[Stored data]
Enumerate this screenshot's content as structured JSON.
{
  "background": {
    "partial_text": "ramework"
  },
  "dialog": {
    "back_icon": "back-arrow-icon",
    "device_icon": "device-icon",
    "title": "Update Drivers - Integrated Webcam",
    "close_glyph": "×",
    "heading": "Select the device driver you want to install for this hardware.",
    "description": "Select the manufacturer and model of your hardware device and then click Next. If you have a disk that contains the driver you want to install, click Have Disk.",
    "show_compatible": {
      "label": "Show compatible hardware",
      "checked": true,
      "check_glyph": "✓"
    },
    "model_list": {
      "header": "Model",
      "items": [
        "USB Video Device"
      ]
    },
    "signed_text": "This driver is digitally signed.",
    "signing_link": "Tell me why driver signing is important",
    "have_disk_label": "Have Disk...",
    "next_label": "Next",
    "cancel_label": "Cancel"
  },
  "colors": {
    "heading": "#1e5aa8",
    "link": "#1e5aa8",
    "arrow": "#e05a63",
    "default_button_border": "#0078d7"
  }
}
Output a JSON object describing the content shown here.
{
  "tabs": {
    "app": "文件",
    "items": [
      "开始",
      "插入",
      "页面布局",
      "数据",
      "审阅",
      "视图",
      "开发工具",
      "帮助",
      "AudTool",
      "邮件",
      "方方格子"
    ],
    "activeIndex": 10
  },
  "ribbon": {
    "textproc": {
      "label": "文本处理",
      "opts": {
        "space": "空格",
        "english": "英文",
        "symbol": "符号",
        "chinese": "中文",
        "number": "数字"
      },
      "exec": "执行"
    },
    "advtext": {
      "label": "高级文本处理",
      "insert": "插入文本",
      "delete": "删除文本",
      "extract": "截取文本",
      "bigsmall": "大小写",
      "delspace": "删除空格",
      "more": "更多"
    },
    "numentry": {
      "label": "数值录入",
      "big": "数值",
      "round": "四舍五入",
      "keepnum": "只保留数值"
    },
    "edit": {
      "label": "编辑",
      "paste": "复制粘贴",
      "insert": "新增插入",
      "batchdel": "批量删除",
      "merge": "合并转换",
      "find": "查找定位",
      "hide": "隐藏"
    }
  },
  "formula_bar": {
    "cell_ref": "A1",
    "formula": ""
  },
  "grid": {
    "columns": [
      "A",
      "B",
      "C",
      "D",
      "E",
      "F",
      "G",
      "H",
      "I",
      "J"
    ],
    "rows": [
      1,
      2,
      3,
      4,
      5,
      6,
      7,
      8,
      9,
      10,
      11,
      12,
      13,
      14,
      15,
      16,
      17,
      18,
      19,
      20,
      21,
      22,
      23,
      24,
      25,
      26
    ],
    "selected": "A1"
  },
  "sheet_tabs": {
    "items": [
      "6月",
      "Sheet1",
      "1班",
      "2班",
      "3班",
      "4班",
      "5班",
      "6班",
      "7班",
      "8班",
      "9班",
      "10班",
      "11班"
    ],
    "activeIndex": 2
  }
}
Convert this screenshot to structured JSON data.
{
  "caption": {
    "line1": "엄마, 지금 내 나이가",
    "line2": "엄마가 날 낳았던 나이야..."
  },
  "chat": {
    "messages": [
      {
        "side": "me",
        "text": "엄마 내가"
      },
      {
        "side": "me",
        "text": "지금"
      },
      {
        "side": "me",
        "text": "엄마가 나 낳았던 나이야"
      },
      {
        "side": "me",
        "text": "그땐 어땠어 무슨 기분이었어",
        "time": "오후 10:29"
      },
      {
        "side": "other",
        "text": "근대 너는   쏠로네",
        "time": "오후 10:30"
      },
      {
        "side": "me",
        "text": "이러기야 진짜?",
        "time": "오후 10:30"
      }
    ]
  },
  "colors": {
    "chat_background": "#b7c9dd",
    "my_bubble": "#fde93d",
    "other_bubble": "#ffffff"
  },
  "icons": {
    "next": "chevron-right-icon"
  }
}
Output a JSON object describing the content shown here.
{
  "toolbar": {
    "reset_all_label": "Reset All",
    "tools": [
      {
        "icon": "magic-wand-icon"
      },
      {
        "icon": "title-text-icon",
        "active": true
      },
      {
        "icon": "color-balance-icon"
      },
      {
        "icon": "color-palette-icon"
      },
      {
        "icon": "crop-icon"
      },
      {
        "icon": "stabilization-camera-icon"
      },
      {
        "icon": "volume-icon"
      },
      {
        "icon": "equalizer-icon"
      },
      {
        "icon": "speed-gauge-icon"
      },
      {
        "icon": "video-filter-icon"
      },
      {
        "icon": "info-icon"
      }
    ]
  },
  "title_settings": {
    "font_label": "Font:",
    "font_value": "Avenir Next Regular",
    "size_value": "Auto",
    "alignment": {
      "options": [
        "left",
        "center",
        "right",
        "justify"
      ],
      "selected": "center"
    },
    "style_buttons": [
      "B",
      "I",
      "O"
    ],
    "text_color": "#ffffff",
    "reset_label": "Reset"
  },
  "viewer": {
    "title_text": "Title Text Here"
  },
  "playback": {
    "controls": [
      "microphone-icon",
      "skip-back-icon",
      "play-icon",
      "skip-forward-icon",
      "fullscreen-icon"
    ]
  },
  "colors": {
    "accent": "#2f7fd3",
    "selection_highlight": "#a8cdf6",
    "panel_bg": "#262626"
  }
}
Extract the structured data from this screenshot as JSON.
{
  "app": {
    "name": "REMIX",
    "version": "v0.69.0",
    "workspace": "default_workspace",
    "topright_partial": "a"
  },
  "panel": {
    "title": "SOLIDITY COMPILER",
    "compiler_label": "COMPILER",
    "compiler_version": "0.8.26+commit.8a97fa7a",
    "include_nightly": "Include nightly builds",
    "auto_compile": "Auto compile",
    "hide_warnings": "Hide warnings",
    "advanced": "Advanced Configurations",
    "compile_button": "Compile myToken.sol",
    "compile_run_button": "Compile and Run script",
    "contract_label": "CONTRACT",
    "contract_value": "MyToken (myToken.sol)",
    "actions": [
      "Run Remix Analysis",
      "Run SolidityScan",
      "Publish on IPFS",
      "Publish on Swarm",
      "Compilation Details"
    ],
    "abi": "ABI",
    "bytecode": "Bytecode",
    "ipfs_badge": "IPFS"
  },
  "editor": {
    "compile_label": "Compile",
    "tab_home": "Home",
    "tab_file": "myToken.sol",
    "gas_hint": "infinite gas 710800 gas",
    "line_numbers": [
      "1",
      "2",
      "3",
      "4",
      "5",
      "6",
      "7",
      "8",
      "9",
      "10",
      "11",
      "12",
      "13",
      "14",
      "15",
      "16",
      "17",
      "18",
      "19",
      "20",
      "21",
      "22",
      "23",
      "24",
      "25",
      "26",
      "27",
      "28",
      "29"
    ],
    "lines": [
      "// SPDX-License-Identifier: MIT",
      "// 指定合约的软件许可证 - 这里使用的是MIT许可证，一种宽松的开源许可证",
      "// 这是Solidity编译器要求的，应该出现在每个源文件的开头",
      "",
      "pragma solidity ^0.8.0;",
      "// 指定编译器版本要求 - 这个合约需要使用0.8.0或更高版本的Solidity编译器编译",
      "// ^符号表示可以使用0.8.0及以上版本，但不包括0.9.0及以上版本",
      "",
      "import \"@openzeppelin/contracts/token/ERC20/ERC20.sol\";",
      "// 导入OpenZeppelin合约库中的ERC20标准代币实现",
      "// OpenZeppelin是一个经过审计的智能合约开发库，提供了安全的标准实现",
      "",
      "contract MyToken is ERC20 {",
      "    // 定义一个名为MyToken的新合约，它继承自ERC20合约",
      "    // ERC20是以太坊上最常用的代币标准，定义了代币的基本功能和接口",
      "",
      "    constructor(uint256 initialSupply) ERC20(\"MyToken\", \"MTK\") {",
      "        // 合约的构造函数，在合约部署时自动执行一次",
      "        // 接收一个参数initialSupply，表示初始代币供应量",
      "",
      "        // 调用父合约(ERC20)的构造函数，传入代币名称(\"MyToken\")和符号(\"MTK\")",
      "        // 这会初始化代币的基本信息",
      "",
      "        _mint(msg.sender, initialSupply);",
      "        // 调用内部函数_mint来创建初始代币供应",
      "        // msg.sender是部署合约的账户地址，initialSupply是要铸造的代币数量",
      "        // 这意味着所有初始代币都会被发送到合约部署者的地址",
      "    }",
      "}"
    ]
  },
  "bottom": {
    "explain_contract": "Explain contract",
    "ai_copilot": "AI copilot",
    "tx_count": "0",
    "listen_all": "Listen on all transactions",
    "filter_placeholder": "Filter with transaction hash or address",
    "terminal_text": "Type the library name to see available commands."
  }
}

- Aim -
Gather each line of the listing containing the word "ffffff" and show it.

- Result of this task -
    "other_bubble": "#ffffff"
    "text_color": "#ffffff",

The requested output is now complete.